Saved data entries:
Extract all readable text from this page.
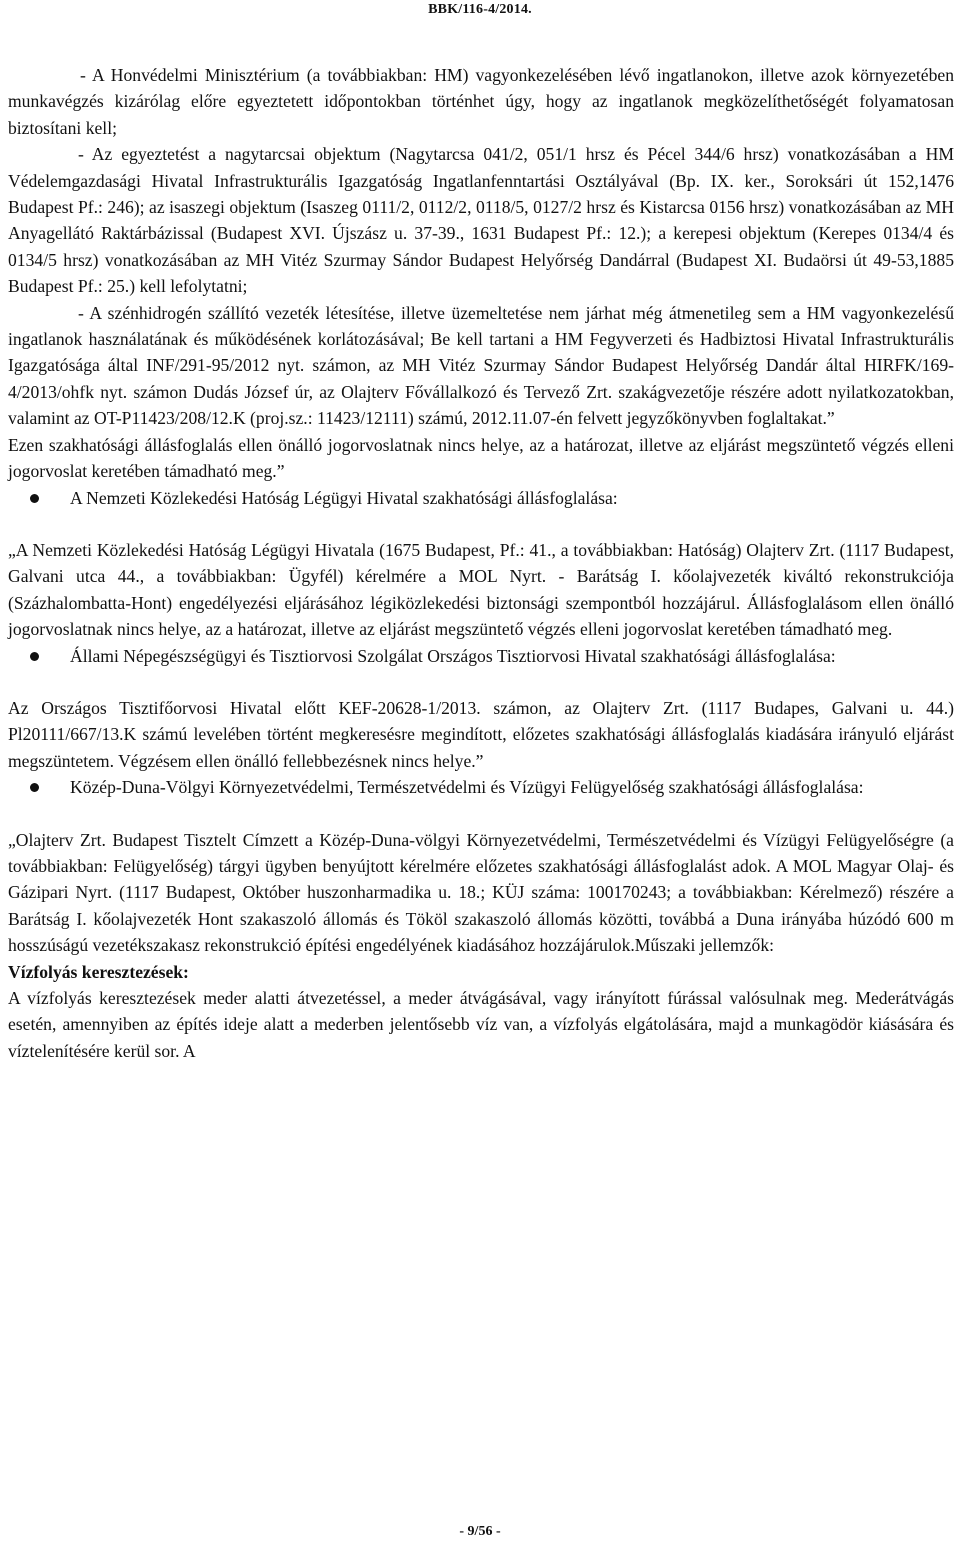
BBK/116-4/2014.

- A Honvédelmi Minisztérium (a továbbiakban: HM) vagyonkezelésében lévő ingatlanokon, illetve azok környezetében munkavégzés kizárólag előre egyeztetett időpontokban történhet úgy, hogy az ingatlanok megközelíthetőségét folyamatosan biztosítani kell;

- Az egyeztetést a nagytarcsai objektum (Nagytarcsa 041/2, 051/1 hrsz és Pécel 344/6 hrsz) vonatkozásában a HM Védelemgazdasági Hivatal Infrastrukturális Igazgatóság Ingatlanfenntartási Osztályával (Bp. IX. ker., Soroksári út 152,1476 Budapest Pf.: 246); az isaszegi objektum (Isaszeg 0111/2, 0112/2, 0118/5, 0127/2 hrsz és Kistarcsa 0156 hrsz) vonatkozásában az MH Anyagellátó Raktárbázissal (Budapest XVI. Újszász u. 37-39., 1631 Budapest Pf.: 12.); a kerepesi objektum (Kerepes 0134/4 és 0134/5 hrsz) vonatkozásában az MH Vitéz Szurmay Sándor Budapest Helyőrség Dandárral (Budapest XI. Budaörsi út 49-53,1885 Budapest Pf.: 25.) kell lefolytatni;

- A szénhidrogén szállító vezeték létesítése, illetve üzemeltetése nem járhat még átmenetileg sem a HM vagyonkezelésű ingatlanok használatának és működésének korlátozásával; Be kell tartani a HM Fegyverzeti és Hadbiztosi Hivatal Infrastrukturális Igazgatósága által INF/291-95/2012 nyt. számon, az MH Vitéz Szurmay Sándor Budapest Helyőrség Dandár által HIRFK/169-4/2013/ohfk nyt. számon Dudás József úr, az Olajterv Fővállalkozó és Tervező Zrt. szakágvezetője részére adott nyilatkozatokban, valamint az OT-P11423/208/12.K (proj.sz.: 11423/12111) számú, 2012.11.07-én felvett jegyzőkönyvben foglaltakat.”

Ezen szakhatósági állásfoglalás ellen önálló jogorvoslatnak nincs helye, az a határozat, illetve az eljárást megszüntető végzés elleni jogorvoslat keretében támadható meg.”

A Nemzeti Közlekedési Hatóság Légügyi Hivatal szakhatósági állásfoglalása:

„A Nemzeti Közlekedési Hatóság Légügyi Hivatala (1675 Budapest, Pf.: 41., a továbbiakban: Hatóság) Olajterv Zrt. (1117 Budapest, Galvani utca 44., a továbbiakban: Ügyfél) kérelmére a MOL Nyrt. - Barátság I. kőolajvezeték kiváltó rekonstrukciója (Százhalombatta-Hont) engedélyezési eljárásához légiközlekedési biztonsági szempontból hozzájárul. Állásfoglalásom ellen önálló jogorvoslatnak nincs helye, az a határozat, illetve az eljárást megszüntető végzés elleni jogorvoslat keretében támadható meg.

Állami Népegészségügyi és Tisztiorvosi Szolgálat Országos Tisztiorvosi Hivatal szakhatósági állásfoglalása:

Az Országos Tisztifőorvosi Hivatal előtt KEF-20628-1/2013. számon, az Olajterv Zrt. (1117 Budapes, Galvani u. 44.) Pl20111/667/13.K számú levelében történt megkeresésre megindított, előzetes szakhatósági állásfoglalás kiadására irányuló eljárást megszüntetem. Végzésem ellen önálló fellebbezésnek nincs helye.”

Közép-Duna-Völgyi Környezetvédelmi, Természetvédelmi és Vízügyi Felügyelőség szakhatósági állásfoglalása:

„Olajterv Zrt. Budapest Tisztelt Címzett a Közép-Duna-völgyi Környezetvédelmi, Természetvédelmi és Vízügyi Felügyelőségre (a továbbiakban: Felügyelőség) tárgyi ügyben benyújtott kérelmére előzetes szakhatósági állásfoglalást adok. A MOL Magyar Olaj- és Gázipari Nyrt. (1117 Budapest, Október huszonharmadika u. 18.; KÜJ száma: 100170243; a továbbiakban: Kérelmező) részére a Barátság I. kőolajvezeték Hont szakaszoló állomás és Tököl szakaszoló állomás közötti, továbbá a Duna irányába húzódó 600 m hosszúságú vezetékszakasz rekonstrukció építési engedélyének kiadásához hozzájárulok.Műszaki jellemzők:

Vízfolyás keresztezések:

A vízfolyás keresztezések meder alatti átvezetéssel, a meder átvágásával, vagy irányított fúrással valósulnak meg. Mederátvágás esetén, amennyiben az építés ideje alatt a mederben jelentősebb víz van, a vízfolyás elgátolására, majd a munkagödör kiásására és víztelenítésére kerül sor. A

- 9/56 -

- Task objective: Do not include the images; transcribe the rest of the listing exactly.

- Correct answer:
Extract all readable text from this page.
BBK/116-4/2014.

- A Honvédelmi Minisztérium (a továbbiakban: HM) vagyonkezelésében lévő ingatlanokon, illetve azok környezetében munkavégzés kizárólag előre egyeztetett időpontokban történhet úgy, hogy az ingatlanok megközelíthetőségét folyamatosan biztosítani kell;

- Az egyeztetést a nagytarcsai objektum (Nagytarcsa 041/2, 051/1 hrsz és Pécel 344/6 hrsz) vonatkozásában a HM Védelemgazdasági Hivatal Infrastrukturális Igazgatóság Ingatlanfenntartási Osztályával (Bp. IX. ker., Soroksári út 152,1476 Budapest Pf.: 246); az isaszegi objektum (Isaszeg 0111/2, 0112/2, 0118/5, 0127/2 hrsz és Kistarcsa 0156 hrsz) vonatkozásában az MH Anyagellátó Raktárbázissal (Budapest XVI. Újszász u. 37-39., 1631 Budapest Pf.: 12.); a kerepesi objektum (Kerepes 0134/4 és 0134/5 hrsz) vonatkozásában az MH Vitéz Szurmay Sándor Budapest Helyőrség Dandárral (Budapest XI. Budaörsi út 49-53,1885 Budapest Pf.: 25.) kell lefolytatni;

- A szénhidrogén szállító vezeték létesítése, illetve üzemeltetése nem járhat még átmenetileg sem a HM vagyonkezelésű ingatlanok használatának és működésének korlátozásával; Be kell tartani a HM Fegyverzeti és Hadbiztosi Hivatal Infrastrukturális Igazgatósága által INF/291-95/2012 nyt. számon, az MH Vitéz Szurmay Sándor Budapest Helyőrség Dandár által HIRFK/169-4/2013/ohfk nyt. számon Dudás József úr, az Olajterv Fővállalkozó és Tervező Zrt. szakágvezetője részére adott nyilatkozatokban, valamint az OT-P11423/208/12.K (proj.sz.: 11423/12111) számú, 2012.11.07-én felvett jegyzőkönyvben foglaltakat.”

Ezen szakhatósági állásfoglalás ellen önálló jogorvoslatnak nincs helye, az a határozat, illetve az eljárást megszüntető végzés elleni jogorvoslat keretében támadható meg.”

A Nemzeti Közlekedési Hatóság Légügyi Hivatal szakhatósági állásfoglalása:

„A Nemzeti Közlekedési Hatóság Légügyi Hivatala (1675 Budapest, Pf.: 41., a továbbiakban: Hatóság) Olajterv Zrt. (1117 Budapest, Galvani utca 44., a továbbiakban: Ügyfél) kérelmére a MOL Nyrt. - Barátság I. kőolajvezeték kiváltó rekonstrukciója (Százhalombatta-Hont) engedélyezési eljárásához légiközlekedési biztonsági szempontból hozzájárul. Állásfoglalásom ellen önálló jogorvoslatnak nincs helye, az a határozat, illetve az eljárást megszüntető végzés elleni jogorvoslat keretében támadható meg.

Állami Népegészségügyi és Tisztiorvosi Szolgálat Országos Tisztiorvosi Hivatal szakhatósági állásfoglalása:

Az Országos Tisztifőorvosi Hivatal előtt KEF-20628-1/2013. számon, az Olajterv Zrt. (1117 Budapes, Galvani u. 44.) Pl20111/667/13.K számú levelében történt megkeresésre megindított, előzetes szakhatósági állásfoglalás kiadására irányuló eljárást megszüntetem. Végzésem ellen önálló fellebbezésnek nincs helye.”

Közép-Duna-Völgyi Környezetvédelmi, Természetvédelmi és Vízügyi Felügyelőség szakhatósági állásfoglalása:

„Olajterv Zrt. Budapest Tisztelt Címzett a Közép-Duna-völgyi Környezetvédelmi, Természetvédelmi és Vízügyi Felügyelőségre (a továbbiakban: Felügyelőség) tárgyi ügyben benyújtott kérelmére előzetes szakhatósági állásfoglalást adok. A MOL Magyar Olaj- és Gázipari Nyrt. (1117 Budapest, Október huszonharmadika u. 18.; KÜJ száma: 100170243; a továbbiakban: Kérelmező) részére a Barátság I. kőolajvezeték Hont szakaszoló állomás és Tököl szakaszoló állomás közötti, továbbá a Duna irányába húzódó 600 m hosszúságú vezetékszakasz rekonstrukció építési engedélyének kiadásához hozzájárulok.Műszaki jellemzők:

Vízfolyás keresztezések:

A vízfolyás keresztezések meder alatti átvezetéssel, a meder átvágásával, vagy irányított fúrással valósulnak meg. Mederátvágás esetén, amennyiben az építés ideje alatt a mederben jelentősebb víz van, a vízfolyás elgátolására, majd a munkagödör kiásására és víztelenítésére kerül sor. A

- 9/56 -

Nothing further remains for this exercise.